Requirements: Go through the records and copy each line where the word "初期seed" occurs.
BEGIN Material
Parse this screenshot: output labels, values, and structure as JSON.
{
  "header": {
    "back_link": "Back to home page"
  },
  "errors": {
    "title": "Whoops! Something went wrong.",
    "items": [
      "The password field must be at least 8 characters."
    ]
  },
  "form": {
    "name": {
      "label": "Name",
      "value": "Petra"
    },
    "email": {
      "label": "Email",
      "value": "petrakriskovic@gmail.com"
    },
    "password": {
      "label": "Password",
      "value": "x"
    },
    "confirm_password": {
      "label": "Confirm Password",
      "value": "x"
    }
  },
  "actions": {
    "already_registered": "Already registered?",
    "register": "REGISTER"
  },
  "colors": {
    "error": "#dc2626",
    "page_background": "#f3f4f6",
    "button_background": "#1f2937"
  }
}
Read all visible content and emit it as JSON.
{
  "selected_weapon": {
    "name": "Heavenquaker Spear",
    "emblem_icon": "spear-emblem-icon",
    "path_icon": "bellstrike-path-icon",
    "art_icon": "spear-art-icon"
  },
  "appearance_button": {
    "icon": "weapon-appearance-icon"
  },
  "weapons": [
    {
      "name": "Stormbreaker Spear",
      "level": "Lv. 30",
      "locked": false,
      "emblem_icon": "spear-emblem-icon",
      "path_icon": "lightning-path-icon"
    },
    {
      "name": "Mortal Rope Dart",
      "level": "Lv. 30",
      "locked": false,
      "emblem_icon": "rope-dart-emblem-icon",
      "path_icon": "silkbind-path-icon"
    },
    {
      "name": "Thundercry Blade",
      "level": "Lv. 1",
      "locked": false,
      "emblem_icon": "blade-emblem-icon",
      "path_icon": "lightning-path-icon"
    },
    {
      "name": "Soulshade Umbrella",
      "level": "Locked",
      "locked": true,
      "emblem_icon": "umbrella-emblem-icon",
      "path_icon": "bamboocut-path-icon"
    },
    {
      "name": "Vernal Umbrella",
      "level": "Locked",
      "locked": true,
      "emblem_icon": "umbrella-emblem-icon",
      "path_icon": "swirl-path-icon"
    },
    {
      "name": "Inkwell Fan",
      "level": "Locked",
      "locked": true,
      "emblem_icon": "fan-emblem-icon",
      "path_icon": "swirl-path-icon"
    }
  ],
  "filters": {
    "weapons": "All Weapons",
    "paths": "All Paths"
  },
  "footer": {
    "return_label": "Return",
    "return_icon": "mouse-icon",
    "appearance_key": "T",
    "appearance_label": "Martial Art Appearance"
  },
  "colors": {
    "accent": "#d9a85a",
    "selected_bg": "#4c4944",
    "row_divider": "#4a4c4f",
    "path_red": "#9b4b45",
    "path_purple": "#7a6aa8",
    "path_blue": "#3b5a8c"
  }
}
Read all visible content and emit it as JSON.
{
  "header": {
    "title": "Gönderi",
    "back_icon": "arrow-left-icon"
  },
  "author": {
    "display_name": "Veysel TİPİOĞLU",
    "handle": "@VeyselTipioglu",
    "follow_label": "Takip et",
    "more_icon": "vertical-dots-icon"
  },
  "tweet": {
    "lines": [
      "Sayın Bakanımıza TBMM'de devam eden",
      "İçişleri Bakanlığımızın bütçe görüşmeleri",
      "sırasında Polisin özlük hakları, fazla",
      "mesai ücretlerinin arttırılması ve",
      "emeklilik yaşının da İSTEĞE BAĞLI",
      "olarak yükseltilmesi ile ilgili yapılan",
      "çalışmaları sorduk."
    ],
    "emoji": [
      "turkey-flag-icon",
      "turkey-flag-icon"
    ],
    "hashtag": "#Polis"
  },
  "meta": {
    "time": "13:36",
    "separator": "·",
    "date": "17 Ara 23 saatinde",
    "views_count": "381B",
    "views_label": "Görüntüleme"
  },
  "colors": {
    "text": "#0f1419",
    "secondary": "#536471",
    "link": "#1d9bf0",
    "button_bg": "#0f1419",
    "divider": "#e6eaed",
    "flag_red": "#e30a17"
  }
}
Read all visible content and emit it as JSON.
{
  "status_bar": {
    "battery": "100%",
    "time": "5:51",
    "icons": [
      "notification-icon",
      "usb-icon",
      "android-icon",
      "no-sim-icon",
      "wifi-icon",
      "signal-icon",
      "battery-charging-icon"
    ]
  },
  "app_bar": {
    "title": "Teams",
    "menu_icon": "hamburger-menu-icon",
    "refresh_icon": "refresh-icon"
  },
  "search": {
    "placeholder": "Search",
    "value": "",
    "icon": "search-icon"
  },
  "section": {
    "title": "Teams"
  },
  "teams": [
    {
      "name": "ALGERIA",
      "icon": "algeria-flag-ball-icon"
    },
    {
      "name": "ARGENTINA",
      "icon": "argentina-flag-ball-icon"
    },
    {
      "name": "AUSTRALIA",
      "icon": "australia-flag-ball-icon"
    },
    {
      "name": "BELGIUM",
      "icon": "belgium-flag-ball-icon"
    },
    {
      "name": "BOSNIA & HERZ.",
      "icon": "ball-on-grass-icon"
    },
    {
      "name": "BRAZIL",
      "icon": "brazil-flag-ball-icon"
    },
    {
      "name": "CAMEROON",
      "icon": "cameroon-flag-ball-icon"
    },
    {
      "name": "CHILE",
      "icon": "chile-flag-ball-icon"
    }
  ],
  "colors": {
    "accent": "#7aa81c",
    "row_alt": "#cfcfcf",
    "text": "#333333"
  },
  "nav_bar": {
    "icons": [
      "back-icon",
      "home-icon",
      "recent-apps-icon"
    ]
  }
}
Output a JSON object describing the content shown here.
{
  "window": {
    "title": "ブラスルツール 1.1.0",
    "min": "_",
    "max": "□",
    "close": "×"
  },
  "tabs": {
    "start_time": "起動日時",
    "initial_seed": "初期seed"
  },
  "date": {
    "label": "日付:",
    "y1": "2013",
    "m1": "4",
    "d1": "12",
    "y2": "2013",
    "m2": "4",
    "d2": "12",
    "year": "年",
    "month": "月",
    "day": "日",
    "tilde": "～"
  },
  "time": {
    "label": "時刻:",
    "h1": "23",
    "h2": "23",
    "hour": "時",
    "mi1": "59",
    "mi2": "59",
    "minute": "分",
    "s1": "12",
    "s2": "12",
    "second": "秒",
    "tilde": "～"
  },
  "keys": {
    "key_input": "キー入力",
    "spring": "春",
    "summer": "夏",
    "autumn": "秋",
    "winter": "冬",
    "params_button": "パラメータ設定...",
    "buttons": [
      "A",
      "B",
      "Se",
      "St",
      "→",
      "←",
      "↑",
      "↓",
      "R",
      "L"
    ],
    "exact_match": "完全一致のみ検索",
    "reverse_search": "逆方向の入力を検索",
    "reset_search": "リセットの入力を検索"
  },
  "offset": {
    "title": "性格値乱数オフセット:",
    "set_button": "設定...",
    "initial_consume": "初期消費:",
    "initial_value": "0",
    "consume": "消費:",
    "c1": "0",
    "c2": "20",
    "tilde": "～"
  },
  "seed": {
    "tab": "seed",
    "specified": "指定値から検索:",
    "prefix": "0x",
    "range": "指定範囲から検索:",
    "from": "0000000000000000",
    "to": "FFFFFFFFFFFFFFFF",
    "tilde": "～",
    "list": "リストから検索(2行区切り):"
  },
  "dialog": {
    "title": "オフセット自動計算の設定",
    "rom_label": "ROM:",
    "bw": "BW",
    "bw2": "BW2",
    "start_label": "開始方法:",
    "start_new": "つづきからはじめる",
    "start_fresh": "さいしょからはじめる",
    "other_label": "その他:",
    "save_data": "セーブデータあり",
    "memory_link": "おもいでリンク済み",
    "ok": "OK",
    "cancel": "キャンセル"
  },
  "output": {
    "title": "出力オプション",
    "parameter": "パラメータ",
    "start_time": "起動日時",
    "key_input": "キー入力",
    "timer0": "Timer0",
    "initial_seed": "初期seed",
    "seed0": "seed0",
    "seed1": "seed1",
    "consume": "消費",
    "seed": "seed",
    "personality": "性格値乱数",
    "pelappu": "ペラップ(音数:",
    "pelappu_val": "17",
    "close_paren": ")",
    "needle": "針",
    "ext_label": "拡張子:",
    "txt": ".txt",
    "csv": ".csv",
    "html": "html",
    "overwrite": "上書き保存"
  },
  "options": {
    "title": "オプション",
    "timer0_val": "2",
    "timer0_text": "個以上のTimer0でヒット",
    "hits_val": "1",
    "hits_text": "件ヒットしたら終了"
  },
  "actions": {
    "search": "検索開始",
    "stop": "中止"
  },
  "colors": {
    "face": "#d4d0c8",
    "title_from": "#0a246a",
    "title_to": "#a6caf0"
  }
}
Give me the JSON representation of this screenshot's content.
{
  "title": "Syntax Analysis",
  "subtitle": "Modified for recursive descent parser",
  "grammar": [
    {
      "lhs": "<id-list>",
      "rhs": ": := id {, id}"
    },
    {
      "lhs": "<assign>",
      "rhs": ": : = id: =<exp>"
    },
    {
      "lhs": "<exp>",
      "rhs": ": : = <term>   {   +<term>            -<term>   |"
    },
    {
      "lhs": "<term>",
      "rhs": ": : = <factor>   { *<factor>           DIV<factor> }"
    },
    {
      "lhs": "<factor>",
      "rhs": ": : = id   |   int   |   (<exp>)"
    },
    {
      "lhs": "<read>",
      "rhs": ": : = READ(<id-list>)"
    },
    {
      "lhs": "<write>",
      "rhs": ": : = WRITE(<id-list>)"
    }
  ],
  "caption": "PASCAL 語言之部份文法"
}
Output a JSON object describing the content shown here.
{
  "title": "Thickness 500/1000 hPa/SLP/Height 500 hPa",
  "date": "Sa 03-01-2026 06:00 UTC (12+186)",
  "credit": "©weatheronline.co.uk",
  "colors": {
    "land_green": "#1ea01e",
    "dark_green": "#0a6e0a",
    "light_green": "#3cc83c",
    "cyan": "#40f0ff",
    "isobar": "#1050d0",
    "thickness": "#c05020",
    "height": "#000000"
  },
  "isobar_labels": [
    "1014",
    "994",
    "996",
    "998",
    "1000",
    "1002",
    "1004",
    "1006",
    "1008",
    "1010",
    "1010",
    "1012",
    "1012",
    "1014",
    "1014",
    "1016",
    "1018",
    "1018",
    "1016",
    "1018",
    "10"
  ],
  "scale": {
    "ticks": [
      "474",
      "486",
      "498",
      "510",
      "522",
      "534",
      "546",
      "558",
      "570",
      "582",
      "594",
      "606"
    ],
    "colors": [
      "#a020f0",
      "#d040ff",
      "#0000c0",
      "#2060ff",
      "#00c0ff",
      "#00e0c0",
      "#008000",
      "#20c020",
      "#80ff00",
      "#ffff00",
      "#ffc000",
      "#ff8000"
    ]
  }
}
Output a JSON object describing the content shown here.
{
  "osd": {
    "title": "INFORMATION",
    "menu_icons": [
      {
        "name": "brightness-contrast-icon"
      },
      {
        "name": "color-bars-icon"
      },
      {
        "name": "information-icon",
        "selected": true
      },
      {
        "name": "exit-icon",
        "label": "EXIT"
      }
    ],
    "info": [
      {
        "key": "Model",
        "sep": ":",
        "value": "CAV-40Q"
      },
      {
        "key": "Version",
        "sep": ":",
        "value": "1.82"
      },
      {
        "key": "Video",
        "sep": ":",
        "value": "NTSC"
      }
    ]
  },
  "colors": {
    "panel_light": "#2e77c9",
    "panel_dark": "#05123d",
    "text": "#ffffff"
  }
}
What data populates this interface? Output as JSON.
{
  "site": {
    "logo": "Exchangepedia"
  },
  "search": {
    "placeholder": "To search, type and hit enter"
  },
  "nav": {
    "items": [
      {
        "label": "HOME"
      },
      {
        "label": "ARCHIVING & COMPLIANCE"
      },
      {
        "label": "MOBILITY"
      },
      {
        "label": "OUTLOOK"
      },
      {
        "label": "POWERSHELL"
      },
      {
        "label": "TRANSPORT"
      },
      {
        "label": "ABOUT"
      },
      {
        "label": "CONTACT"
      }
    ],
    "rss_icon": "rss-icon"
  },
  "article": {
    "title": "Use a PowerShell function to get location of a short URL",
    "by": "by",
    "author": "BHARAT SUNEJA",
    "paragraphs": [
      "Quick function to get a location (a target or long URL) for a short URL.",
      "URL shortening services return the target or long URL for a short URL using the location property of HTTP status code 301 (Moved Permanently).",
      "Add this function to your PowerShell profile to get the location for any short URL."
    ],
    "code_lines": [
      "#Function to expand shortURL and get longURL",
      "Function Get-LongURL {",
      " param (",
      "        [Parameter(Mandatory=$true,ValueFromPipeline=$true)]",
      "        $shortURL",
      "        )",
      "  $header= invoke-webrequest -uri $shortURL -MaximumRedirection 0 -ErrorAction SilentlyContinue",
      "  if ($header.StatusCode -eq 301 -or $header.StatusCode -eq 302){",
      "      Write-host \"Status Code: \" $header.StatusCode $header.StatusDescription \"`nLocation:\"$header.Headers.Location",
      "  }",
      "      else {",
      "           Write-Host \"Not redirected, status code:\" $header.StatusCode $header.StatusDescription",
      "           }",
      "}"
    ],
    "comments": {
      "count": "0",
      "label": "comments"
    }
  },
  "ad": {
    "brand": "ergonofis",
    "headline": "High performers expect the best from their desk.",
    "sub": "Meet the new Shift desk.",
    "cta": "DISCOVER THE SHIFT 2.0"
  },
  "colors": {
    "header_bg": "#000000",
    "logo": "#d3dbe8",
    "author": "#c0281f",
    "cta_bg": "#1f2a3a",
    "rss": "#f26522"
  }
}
END Material
Written solution:
    "initial_seed": "初期seed"
    "initial_seed": "初期seed",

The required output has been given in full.